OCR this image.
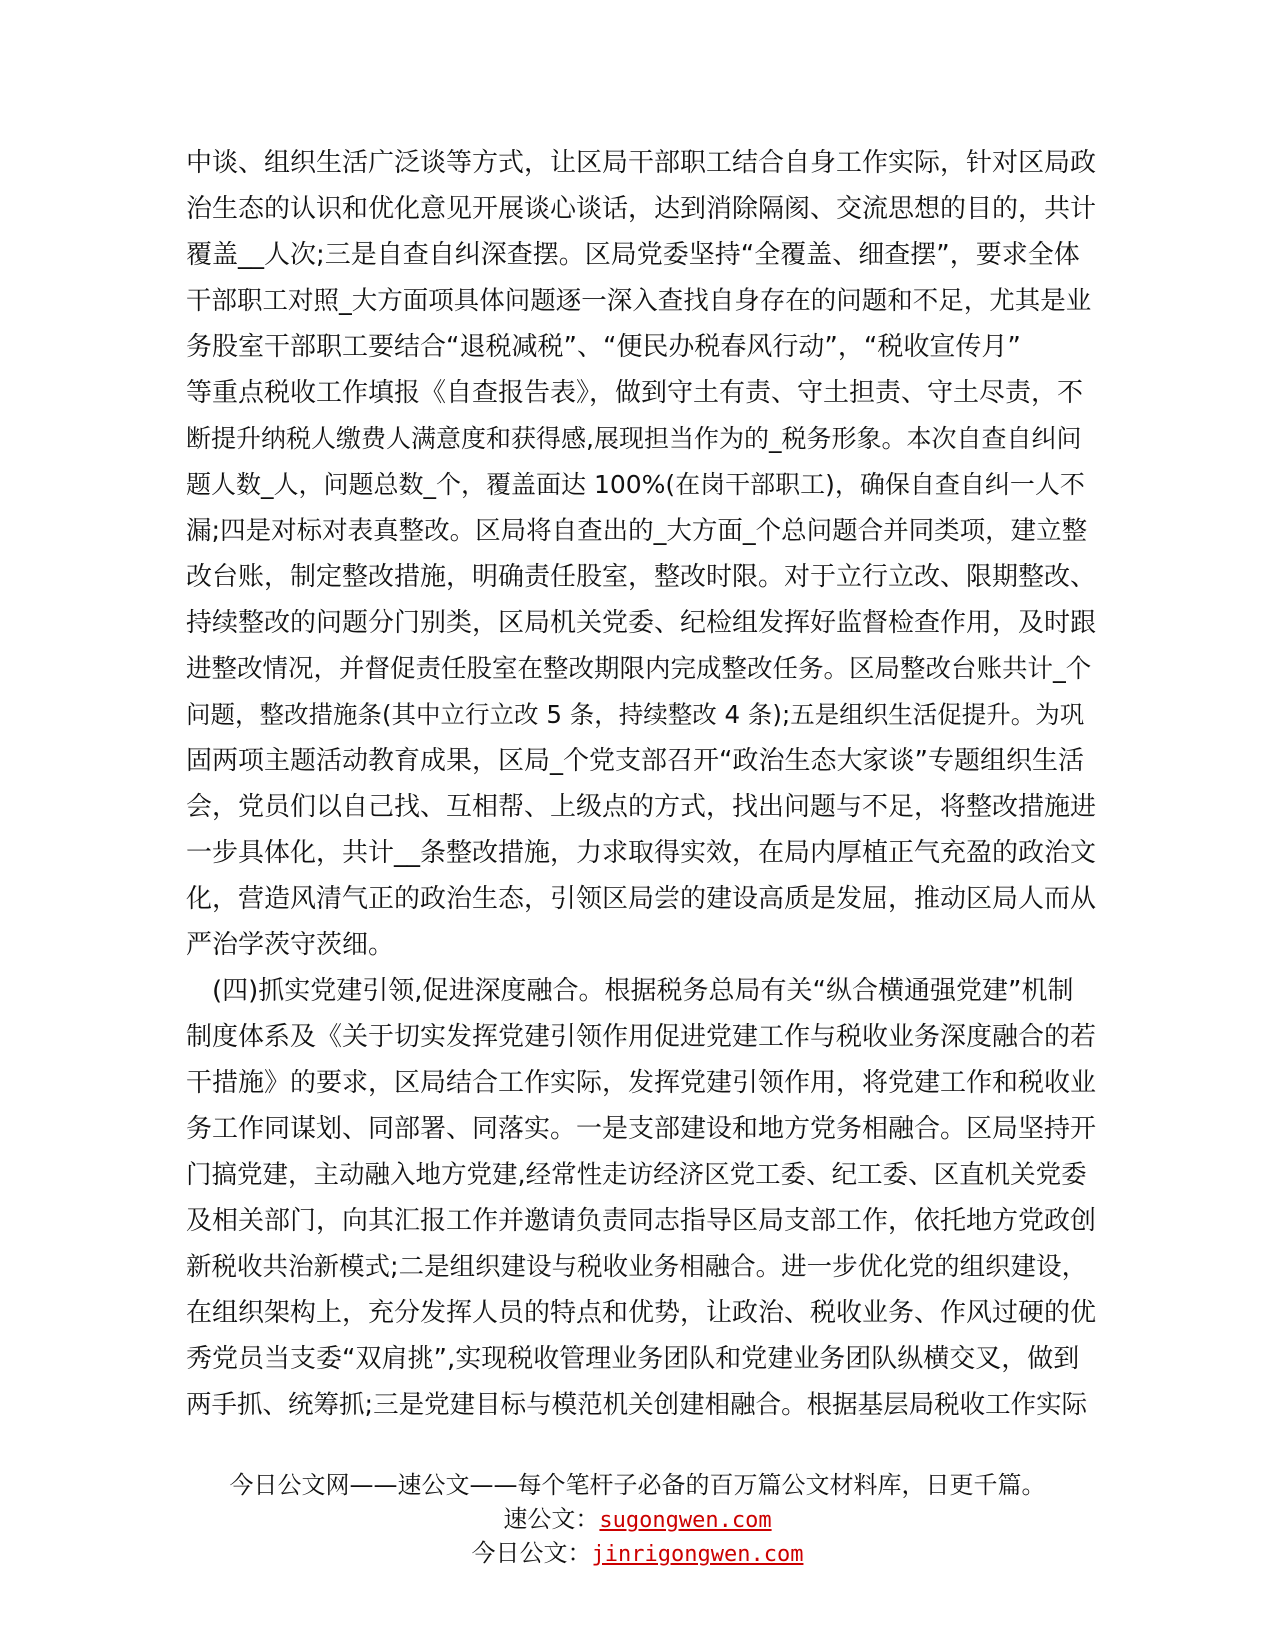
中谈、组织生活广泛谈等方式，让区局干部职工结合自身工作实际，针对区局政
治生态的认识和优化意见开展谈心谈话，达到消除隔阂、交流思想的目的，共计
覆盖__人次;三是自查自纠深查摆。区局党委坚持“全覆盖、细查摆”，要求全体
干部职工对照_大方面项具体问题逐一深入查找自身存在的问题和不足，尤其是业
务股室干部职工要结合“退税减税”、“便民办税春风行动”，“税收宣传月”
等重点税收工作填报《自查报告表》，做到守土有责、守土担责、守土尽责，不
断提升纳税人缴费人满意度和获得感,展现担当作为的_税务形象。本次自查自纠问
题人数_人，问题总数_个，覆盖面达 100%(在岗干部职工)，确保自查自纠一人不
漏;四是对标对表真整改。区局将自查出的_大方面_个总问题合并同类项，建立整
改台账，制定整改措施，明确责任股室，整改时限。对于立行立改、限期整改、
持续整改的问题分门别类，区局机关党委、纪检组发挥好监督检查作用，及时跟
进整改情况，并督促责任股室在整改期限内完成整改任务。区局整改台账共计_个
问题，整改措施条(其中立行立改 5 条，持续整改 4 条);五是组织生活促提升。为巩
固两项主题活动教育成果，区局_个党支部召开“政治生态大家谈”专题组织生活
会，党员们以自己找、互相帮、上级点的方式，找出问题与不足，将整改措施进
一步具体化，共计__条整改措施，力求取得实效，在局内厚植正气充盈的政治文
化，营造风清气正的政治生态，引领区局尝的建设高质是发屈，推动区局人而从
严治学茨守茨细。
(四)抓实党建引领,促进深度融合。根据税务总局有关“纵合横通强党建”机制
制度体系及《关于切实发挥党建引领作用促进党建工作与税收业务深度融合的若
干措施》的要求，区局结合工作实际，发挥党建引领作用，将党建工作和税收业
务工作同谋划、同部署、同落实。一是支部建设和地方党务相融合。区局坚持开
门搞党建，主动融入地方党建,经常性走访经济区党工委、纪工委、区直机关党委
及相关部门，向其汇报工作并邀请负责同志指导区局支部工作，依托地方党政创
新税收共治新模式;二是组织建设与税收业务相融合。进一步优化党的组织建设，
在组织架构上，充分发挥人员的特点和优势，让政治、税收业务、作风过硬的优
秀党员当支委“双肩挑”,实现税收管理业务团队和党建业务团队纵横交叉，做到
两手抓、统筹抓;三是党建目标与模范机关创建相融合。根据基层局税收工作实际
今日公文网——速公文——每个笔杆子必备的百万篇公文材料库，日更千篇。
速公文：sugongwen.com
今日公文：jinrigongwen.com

■ ■ ■ ■ ■

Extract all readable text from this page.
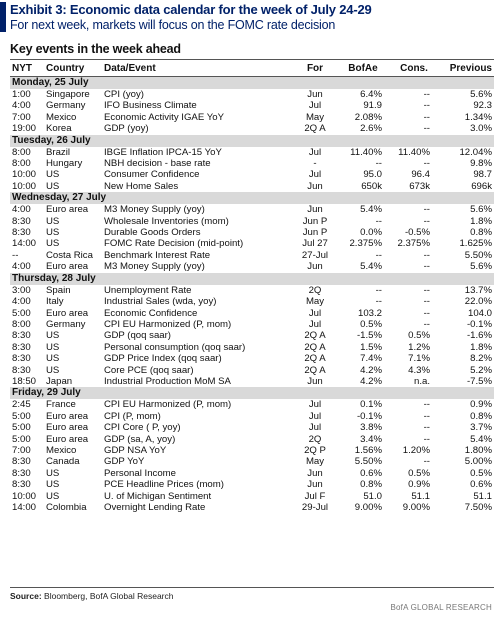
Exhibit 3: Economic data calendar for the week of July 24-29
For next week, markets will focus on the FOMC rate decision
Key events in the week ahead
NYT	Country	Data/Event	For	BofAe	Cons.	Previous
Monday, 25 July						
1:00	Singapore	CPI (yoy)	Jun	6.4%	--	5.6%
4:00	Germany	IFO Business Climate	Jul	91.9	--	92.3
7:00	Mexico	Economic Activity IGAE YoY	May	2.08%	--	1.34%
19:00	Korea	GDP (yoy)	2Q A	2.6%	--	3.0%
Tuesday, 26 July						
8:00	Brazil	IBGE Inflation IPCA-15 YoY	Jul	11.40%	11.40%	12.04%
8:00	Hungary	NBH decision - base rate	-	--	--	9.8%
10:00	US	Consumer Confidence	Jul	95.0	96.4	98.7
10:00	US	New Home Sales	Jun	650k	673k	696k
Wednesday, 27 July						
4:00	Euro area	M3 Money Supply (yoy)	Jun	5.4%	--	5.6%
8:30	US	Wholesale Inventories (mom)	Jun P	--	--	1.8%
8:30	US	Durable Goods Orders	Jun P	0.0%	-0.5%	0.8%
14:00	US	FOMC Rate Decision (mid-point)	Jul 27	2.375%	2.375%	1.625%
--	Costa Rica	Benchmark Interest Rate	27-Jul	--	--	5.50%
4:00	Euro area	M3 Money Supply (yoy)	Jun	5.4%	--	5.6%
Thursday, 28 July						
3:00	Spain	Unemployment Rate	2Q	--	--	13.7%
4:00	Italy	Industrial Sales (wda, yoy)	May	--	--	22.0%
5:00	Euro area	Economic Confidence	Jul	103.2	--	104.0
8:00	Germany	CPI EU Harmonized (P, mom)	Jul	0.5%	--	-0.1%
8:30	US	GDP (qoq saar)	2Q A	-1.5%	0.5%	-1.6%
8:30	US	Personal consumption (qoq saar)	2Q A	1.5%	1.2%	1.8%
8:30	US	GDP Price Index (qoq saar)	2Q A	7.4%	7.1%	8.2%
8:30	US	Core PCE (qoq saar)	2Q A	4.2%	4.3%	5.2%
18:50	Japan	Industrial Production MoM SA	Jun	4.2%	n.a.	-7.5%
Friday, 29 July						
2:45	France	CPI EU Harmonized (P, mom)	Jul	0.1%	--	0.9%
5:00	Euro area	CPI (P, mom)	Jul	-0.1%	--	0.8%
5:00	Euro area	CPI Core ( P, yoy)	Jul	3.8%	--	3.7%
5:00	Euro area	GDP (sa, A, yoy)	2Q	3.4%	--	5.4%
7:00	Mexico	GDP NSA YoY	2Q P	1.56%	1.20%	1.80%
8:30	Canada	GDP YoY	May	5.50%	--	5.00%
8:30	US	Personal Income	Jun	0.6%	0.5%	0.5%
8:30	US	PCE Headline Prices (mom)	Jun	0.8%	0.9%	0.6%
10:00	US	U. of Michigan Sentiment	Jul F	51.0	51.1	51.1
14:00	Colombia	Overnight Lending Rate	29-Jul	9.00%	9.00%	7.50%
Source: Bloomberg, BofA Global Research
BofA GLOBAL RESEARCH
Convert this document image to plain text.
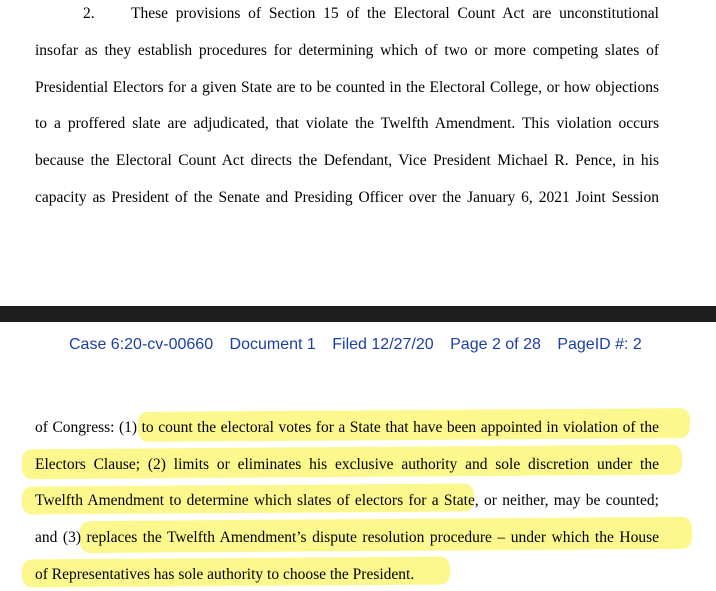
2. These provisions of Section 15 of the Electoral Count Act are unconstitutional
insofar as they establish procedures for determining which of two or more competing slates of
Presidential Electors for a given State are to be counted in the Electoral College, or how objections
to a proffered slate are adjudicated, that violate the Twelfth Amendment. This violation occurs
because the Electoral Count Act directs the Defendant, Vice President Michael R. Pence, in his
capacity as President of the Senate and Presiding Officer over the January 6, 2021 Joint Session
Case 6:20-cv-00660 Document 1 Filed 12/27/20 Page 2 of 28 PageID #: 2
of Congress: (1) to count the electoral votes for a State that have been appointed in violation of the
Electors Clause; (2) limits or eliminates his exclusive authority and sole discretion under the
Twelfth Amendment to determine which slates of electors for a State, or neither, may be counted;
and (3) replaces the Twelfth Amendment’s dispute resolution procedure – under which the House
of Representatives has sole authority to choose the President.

■ ■ ■ ■ ■

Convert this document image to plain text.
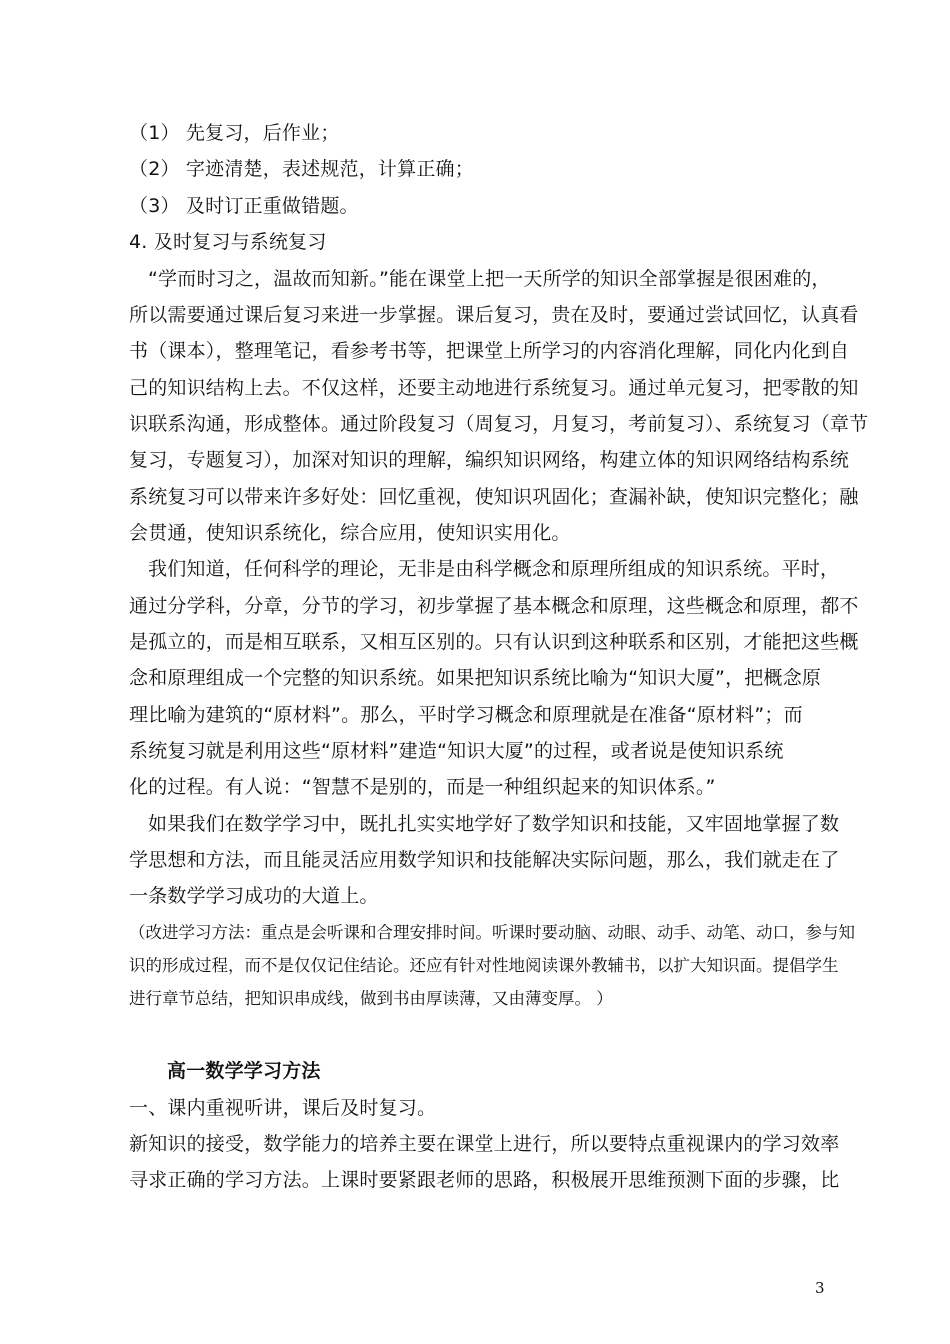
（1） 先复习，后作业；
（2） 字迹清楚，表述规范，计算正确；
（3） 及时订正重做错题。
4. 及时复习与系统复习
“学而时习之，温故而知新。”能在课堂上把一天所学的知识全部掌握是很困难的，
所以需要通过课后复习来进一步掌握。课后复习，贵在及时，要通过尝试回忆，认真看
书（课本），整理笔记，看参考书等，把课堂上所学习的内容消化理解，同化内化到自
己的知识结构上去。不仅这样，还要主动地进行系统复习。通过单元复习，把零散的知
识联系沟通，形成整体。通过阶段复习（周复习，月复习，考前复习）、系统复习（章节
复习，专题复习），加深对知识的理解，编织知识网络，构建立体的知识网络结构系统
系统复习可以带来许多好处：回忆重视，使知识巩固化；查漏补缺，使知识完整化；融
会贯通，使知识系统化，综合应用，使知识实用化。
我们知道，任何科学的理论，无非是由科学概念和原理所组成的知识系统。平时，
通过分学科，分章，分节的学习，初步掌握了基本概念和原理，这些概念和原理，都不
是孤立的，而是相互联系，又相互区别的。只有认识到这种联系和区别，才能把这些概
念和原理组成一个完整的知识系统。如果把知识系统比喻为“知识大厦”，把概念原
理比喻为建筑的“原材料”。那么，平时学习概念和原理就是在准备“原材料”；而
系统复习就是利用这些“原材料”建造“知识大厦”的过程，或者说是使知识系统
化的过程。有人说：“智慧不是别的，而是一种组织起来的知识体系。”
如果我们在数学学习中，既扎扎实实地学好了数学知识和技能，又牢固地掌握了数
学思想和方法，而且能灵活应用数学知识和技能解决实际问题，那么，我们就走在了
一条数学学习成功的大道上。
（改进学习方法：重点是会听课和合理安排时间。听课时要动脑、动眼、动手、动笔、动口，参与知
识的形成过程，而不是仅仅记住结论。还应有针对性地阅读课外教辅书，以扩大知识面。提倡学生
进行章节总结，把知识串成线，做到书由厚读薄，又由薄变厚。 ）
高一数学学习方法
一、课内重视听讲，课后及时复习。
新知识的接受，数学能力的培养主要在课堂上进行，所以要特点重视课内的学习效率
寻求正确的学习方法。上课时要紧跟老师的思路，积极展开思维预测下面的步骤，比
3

■ ■ ■ ■ ■

- _Written task_
Locate the word "Euro" in the data above. Copy every line carrying it.

- _Written response_
4:00	Euro area	M3 Money Supply (yoy)	Jun	5.4%	--	5.6%
4:00	Euro area	M3 Money Supply (yoy)	Jun	5.4%	--	5.6%
5:00	Euro area	Economic Confidence	Jul	103.2	--	104.0
5:00	Euro area	CPI (P, mom)	Jul	-0.1%	--	0.8%
5:00	Euro area	CPI Core ( P, yoy)	Jul	3.8%	--	3.7%
5:00	Euro area	GDP (sa, A, yoy)	2Q	3.4%	--	5.4%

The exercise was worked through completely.